REQUIRED TASK
Retype the material in full, keeping every word the same.

--- begin ---

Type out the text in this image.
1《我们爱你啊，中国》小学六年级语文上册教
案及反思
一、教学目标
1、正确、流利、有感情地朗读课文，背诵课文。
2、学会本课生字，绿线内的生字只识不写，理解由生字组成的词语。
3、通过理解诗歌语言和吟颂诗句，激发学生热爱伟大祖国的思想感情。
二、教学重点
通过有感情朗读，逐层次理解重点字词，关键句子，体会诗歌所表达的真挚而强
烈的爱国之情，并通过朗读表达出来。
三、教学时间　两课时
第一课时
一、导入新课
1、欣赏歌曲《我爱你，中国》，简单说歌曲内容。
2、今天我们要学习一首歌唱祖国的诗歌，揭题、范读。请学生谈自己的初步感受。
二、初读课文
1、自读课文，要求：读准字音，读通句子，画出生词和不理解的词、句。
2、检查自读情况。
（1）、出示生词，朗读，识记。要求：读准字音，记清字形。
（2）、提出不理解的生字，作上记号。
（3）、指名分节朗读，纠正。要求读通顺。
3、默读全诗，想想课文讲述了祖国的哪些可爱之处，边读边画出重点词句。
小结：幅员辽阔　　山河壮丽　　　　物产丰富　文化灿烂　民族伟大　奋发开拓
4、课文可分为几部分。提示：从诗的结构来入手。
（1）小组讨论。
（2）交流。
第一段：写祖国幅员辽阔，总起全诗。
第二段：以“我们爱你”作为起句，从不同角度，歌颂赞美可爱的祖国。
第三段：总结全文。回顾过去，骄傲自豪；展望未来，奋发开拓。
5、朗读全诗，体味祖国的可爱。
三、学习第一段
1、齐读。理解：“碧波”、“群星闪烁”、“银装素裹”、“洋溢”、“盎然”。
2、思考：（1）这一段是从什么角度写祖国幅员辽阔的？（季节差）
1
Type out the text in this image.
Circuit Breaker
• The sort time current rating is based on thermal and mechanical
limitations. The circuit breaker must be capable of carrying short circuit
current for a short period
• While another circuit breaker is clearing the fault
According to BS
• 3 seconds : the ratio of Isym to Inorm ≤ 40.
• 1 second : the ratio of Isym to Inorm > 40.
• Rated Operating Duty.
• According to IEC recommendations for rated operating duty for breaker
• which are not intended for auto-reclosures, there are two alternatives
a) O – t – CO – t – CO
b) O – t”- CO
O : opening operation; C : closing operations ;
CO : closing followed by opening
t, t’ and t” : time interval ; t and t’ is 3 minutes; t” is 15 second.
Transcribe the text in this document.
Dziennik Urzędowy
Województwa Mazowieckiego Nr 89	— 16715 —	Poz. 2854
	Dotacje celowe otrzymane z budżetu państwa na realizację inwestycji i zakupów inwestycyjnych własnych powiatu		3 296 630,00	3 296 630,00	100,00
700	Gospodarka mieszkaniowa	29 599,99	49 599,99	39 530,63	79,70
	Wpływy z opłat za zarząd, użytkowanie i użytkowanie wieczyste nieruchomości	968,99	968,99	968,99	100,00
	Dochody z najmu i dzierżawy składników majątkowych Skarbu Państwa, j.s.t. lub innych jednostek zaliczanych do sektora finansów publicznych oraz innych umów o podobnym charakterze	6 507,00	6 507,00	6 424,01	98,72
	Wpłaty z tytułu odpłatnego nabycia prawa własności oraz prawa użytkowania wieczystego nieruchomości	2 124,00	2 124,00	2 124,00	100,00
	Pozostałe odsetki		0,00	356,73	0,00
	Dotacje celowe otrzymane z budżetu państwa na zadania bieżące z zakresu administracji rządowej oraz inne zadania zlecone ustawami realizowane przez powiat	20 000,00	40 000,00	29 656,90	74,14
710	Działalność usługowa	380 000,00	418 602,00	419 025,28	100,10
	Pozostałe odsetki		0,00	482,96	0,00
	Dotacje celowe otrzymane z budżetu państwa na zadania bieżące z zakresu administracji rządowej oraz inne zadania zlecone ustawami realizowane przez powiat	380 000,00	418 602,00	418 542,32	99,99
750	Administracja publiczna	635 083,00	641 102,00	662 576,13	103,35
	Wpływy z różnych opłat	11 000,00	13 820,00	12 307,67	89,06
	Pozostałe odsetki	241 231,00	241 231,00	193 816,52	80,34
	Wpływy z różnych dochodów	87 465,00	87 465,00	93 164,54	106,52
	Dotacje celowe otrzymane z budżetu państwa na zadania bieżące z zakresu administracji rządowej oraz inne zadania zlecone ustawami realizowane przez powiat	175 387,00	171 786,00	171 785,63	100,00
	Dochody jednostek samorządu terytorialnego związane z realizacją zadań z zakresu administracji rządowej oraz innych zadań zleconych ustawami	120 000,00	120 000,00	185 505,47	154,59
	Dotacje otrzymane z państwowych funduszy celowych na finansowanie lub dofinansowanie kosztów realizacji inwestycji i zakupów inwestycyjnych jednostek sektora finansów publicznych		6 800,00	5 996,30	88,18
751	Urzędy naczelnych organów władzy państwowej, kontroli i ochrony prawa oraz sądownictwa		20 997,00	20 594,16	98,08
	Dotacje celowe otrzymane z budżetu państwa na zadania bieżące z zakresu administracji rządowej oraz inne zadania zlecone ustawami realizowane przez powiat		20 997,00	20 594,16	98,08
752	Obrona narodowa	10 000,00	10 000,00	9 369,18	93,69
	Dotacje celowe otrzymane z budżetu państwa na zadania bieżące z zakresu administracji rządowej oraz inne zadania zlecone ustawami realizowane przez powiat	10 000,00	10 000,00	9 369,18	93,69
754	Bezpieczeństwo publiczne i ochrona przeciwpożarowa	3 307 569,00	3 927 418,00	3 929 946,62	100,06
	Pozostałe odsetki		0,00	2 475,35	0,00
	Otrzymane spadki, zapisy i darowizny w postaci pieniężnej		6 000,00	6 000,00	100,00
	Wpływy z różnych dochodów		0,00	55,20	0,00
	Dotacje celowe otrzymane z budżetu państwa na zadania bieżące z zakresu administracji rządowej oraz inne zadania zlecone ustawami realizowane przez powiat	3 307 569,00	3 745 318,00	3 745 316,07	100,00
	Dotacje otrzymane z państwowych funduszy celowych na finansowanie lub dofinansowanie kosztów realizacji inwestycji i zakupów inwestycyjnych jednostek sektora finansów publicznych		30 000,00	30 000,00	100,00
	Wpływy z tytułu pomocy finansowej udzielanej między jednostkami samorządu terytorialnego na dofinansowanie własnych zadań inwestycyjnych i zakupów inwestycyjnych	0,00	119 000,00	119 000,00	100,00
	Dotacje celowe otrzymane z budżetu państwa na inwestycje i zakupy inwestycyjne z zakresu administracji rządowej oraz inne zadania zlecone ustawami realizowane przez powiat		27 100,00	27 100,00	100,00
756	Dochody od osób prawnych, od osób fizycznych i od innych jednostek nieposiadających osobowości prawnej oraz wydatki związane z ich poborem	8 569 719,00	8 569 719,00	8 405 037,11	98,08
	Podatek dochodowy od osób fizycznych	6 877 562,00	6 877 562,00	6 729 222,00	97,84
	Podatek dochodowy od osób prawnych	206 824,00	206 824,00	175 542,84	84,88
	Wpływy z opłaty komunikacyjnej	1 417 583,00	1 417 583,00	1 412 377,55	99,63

--- end ---

EXPECTED ANSWER
Type out the text in this image.
1《我们爱你啊，中国》小学六年级语文上册教
案及反思
一、教学目标
1、正确、流利、有感情地朗读课文，背诵课文。
2、学会本课生字，绿线内的生字只识不写，理解由生字组成的词语。
3、通过理解诗歌语言和吟颂诗句，激发学生热爱伟大祖国的思想感情。
二、教学重点
通过有感情朗读，逐层次理解重点字词，关键句子，体会诗歌所表达的真挚而强
烈的爱国之情，并通过朗读表达出来。
三、教学时间　两课时
第一课时
一、导入新课
1、欣赏歌曲《我爱你，中国》，简单说歌曲内容。
2、今天我们要学习一首歌唱祖国的诗歌，揭题、范读。请学生谈自己的初步感受。
二、初读课文
1、自读课文，要求：读准字音，读通句子，画出生词和不理解的词、句。
2、检查自读情况。
（1）、出示生词，朗读，识记。要求：读准字音，记清字形。
（2）、提出不理解的生字，作上记号。
（3）、指名分节朗读，纠正。要求读通顺。
3、默读全诗，想想课文讲述了祖国的哪些可爱之处，边读边画出重点词句。
小结：幅员辽阔　　山河壮丽　　　　物产丰富　文化灿烂　民族伟大　奋发开拓
4、课文可分为几部分。提示：从诗的结构来入手。
（1）小组讨论。
（2）交流。
第一段：写祖国幅员辽阔，总起全诗。
第二段：以“我们爱你”作为起句，从不同角度，歌颂赞美可爱的祖国。
第三段：总结全文。回顾过去，骄傲自豪；展望未来，奋发开拓。
5、朗读全诗，体味祖国的可爱。
三、学习第一段
1、齐读。理解：“碧波”、“群星闪烁”、“银装素裹”、“洋溢”、“盎然”。
2、思考：（1）这一段是从什么角度写祖国幅员辽阔的？（季节差）
1
Type out the text in this image.
Circuit Breaker
• The sort time current rating is based on thermal and mechanical
limitations. The circuit breaker must be capable of carrying short circuit
current for a short period
• While another circuit breaker is clearing the fault
According to BS
• 3 seconds : the ratio of Isym to Inorm ≤ 40.
• 1 second : the ratio of Isym to Inorm > 40.
• Rated Operating Duty.
• According to IEC recommendations for rated operating duty for breaker
• which are not intended for auto-reclosures, there are two alternatives
a) O – t – CO – t – CO
b) O – t”- CO
O : opening operation; C : closing operations ;
CO : closing followed by opening
t, t’ and t” : time interval ; t and t’ is 3 minutes; t” is 15 second.
Transcribe the text in this document.
Dziennik Urzędowy
Województwa Mazowieckiego Nr 89	— 16715 —	Poz. 2854
	Dotacje celowe otrzymane z budżetu państwa na realizację inwestycji i zakupów inwestycyjnych własnych powiatu		3 296 630,00	3 296 630,00	100,00
700	Gospodarka mieszkaniowa	29 599,99	49 599,99	39 530,63	79,70
	Wpływy z opłat za zarząd, użytkowanie i użytkowanie wieczyste nieruchomości	968,99	968,99	968,99	100,00
	Dochody z najmu i dzierżawy składników majątkowych Skarbu Państwa, j.s.t. lub innych jednostek zaliczanych do sektora finansów publicznych oraz innych umów o podobnym charakterze	6 507,00	6 507,00	6 424,01	98,72
	Wpłaty z tytułu odpłatnego nabycia prawa własności oraz prawa użytkowania wieczystego nieruchomości	2 124,00	2 124,00	2 124,00	100,00
	Pozostałe odsetki		0,00	356,73	0,00
	Dotacje celowe otrzymane z budżetu państwa na zadania bieżące z zakresu administracji rządowej oraz inne zadania zlecone ustawami realizowane przez powiat	20 000,00	40 000,00	29 656,90	74,14
710	Działalność usługowa	380 000,00	418 602,00	419 025,28	100,10
	Pozostałe odsetki		0,00	482,96	0,00
	Dotacje celowe otrzymane z budżetu państwa na zadania bieżące z zakresu administracji rządowej oraz inne zadania zlecone ustawami realizowane przez powiat	380 000,00	418 602,00	418 542,32	99,99
750	Administracja publiczna	635 083,00	641 102,00	662 576,13	103,35
	Wpływy z różnych opłat	11 000,00	13 820,00	12 307,67	89,06
	Pozostałe odsetki	241 231,00	241 231,00	193 816,52	80,34
	Wpływy z różnych dochodów	87 465,00	87 465,00	93 164,54	106,52
	Dotacje celowe otrzymane z budżetu państwa na zadania bieżące z zakresu administracji rządowej oraz inne zadania zlecone ustawami realizowane przez powiat	175 387,00	171 786,00	171 785,63	100,00
	Dochody jednostek samorządu terytorialnego związane z realizacją zadań z zakresu administracji rządowej oraz innych zadań zleconych ustawami	120 000,00	120 000,00	185 505,47	154,59
	Dotacje otrzymane z państwowych funduszy celowych na finansowanie lub dofinansowanie kosztów realizacji inwestycji i zakupów inwestycyjnych jednostek sektora finansów publicznych		6 800,00	5 996,30	88,18
751	Urzędy naczelnych organów władzy państwowej, kontroli i ochrony prawa oraz sądownictwa		20 997,00	20 594,16	98,08
	Dotacje celowe otrzymane z budżetu państwa na zadania bieżące z zakresu administracji rządowej oraz inne zadania zlecone ustawami realizowane przez powiat		20 997,00	20 594,16	98,08
752	Obrona narodowa	10 000,00	10 000,00	9 369,18	93,69
	Dotacje celowe otrzymane z budżetu państwa na zadania bieżące z zakresu administracji rządowej oraz inne zadania zlecone ustawami realizowane przez powiat	10 000,00	10 000,00	9 369,18	93,69
754	Bezpieczeństwo publiczne i ochrona przeciwpożarowa	3 307 569,00	3 927 418,00	3 929 946,62	100,06
	Pozostałe odsetki		0,00	2 475,35	0,00
	Otrzymane spadki, zapisy i darowizny w postaci pieniężnej		6 000,00	6 000,00	100,00
	Wpływy z różnych dochodów		0,00	55,20	0,00
	Dotacje celowe otrzymane z budżetu państwa na zadania bieżące z zakresu administracji rządowej oraz inne zadania zlecone ustawami realizowane przez powiat	3 307 569,00	3 745 318,00	3 745 316,07	100,00
	Dotacje otrzymane z państwowych funduszy celowych na finansowanie lub dofinansowanie kosztów realizacji inwestycji i zakupów inwestycyjnych jednostek sektora finansów publicznych		30 000,00	30 000,00	100,00
	Wpływy z tytułu pomocy finansowej udzielanej między jednostkami samorządu terytorialnego na dofinansowanie własnych zadań inwestycyjnych i zakupów inwestycyjnych	0,00	119 000,00	119 000,00	100,00
	Dotacje celowe otrzymane z budżetu państwa na inwestycje i zakupy inwestycyjne z zakresu administracji rządowej oraz inne zadania zlecone ustawami realizowane przez powiat		27 100,00	27 100,00	100,00
756	Dochody od osób prawnych, od osób fizycznych i od innych jednostek nieposiadających osobowości prawnej oraz wydatki związane z ich poborem	8 569 719,00	8 569 719,00	8 405 037,11	98,08
	Podatek dochodowy od osób fizycznych	6 877 562,00	6 877 562,00	6 729 222,00	97,84
	Podatek dochodowy od osób prawnych	206 824,00	206 824,00	175 542,84	84,88
	Wpływy z opłaty komunikacyjnej	1 417 583,00	1 417 583,00	1 412 377,55	99,63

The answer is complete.